◆ **Prompt**
Scan the data. Collect each line that contains the word "content".

◆ **Records supplied**
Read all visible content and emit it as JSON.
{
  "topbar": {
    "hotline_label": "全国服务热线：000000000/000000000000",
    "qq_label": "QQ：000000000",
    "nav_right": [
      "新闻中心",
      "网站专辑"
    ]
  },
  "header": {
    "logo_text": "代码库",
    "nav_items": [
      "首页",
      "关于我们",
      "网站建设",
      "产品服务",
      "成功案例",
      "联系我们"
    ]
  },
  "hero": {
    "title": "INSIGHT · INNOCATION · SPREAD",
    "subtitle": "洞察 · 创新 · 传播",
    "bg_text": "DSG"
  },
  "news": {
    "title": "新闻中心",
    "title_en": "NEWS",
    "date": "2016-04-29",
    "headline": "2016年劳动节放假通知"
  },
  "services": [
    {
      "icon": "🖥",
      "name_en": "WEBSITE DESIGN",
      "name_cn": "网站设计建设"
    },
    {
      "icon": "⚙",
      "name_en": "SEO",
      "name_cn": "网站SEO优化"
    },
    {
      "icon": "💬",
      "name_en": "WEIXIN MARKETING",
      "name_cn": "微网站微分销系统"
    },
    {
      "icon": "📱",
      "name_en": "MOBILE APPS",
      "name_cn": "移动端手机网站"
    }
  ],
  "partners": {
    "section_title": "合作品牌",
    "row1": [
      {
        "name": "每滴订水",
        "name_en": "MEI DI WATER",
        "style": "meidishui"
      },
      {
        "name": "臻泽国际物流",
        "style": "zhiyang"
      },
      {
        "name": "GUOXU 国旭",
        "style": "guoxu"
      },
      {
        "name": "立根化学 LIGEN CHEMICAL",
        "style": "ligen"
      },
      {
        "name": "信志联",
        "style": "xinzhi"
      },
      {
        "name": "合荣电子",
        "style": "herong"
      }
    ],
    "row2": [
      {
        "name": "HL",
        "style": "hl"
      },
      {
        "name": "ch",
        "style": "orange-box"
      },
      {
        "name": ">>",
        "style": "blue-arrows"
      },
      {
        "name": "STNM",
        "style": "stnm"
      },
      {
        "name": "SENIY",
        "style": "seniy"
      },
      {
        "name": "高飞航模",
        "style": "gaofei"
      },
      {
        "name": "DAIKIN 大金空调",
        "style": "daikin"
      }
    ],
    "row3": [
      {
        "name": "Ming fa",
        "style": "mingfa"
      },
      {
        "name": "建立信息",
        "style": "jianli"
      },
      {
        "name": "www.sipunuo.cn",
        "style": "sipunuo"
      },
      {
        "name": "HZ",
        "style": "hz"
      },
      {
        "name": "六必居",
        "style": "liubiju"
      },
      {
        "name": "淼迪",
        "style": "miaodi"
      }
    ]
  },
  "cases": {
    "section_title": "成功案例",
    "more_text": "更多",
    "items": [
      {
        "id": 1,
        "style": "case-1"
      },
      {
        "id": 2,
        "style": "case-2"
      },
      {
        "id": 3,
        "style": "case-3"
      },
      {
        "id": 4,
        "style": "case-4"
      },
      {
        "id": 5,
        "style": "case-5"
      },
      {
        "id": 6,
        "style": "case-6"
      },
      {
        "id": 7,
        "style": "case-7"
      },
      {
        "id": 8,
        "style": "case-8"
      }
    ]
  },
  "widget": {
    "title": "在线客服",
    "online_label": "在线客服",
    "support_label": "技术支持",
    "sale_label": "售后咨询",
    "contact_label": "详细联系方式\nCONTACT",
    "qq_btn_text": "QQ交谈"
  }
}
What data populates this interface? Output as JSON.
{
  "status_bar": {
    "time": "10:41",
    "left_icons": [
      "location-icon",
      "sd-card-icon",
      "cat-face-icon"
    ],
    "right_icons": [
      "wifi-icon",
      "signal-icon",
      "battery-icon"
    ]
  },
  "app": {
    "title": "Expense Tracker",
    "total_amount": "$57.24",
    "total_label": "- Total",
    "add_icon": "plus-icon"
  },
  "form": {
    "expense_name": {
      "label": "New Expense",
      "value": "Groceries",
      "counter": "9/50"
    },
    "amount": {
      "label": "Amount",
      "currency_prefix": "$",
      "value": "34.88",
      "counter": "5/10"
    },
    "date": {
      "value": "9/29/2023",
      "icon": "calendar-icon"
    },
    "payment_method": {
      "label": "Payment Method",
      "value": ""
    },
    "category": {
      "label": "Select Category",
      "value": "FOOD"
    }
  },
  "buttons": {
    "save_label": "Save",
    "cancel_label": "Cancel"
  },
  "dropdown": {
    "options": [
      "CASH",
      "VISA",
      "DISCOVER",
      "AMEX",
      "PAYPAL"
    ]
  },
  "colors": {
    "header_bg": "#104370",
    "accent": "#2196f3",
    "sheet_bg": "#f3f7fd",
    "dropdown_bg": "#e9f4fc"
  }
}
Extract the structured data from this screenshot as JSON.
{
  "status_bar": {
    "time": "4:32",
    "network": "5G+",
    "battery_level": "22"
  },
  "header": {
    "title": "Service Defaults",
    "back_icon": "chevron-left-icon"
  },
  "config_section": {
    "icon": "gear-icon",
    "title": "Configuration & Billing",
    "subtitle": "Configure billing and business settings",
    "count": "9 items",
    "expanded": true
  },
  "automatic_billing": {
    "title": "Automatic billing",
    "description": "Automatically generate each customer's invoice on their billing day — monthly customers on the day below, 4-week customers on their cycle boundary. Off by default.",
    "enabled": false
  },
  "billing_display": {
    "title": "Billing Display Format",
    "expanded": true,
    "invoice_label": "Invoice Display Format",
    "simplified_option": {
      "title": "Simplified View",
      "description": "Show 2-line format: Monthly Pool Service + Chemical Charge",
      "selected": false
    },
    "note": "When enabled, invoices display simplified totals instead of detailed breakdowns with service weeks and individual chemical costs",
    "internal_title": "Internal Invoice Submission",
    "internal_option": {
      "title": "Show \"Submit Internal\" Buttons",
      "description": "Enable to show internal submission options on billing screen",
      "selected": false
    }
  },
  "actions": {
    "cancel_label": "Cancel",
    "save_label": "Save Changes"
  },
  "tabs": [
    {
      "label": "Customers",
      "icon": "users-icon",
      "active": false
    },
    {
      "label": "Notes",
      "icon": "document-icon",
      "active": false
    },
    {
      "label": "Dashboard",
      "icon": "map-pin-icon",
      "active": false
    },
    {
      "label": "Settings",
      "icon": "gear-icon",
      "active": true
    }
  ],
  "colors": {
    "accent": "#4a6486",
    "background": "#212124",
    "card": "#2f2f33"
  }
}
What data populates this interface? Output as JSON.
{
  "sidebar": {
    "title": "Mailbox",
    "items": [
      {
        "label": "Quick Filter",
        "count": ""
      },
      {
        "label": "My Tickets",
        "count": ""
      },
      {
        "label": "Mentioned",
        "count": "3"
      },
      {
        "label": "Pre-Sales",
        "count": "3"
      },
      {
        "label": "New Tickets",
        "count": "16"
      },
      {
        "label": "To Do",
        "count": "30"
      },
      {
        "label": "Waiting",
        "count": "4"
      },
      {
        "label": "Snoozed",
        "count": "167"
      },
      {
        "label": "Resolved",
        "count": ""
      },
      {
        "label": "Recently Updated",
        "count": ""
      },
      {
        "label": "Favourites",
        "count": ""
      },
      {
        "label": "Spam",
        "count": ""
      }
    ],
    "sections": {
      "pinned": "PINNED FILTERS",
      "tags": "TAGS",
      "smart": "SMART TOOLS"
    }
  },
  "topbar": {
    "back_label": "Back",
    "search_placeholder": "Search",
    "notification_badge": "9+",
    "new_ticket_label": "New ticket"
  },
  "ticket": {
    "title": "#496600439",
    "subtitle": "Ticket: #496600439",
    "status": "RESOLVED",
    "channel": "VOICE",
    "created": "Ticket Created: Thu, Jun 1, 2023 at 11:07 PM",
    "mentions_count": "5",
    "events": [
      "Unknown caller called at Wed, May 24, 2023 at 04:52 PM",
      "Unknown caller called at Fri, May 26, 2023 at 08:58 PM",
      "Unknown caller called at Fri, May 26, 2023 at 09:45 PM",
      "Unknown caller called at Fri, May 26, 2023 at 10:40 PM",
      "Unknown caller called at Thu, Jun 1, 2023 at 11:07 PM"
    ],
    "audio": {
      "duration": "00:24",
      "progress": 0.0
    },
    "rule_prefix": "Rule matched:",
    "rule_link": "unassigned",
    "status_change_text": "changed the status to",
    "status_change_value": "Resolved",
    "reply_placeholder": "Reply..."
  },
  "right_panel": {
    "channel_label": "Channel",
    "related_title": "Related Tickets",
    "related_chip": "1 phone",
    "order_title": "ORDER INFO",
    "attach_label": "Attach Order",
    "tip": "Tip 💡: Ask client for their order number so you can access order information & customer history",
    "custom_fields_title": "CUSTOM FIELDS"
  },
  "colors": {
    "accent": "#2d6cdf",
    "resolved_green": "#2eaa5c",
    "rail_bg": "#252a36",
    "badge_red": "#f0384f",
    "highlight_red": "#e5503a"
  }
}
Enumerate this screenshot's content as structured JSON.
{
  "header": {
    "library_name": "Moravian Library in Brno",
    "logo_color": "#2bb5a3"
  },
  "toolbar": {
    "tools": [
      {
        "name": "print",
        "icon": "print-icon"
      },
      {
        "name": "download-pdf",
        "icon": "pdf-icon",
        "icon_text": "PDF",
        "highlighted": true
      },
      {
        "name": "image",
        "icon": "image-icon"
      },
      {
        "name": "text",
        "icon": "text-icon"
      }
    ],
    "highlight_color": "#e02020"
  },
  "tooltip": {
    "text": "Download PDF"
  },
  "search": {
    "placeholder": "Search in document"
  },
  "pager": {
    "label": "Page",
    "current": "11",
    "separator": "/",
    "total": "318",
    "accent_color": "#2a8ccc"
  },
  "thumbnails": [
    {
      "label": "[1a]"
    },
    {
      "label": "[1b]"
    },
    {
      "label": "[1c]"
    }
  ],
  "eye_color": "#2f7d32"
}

◆ **Result for this exercise**
Read all visible content and emit it as JSON.
Enumerate this screenshot's content as structured JSON.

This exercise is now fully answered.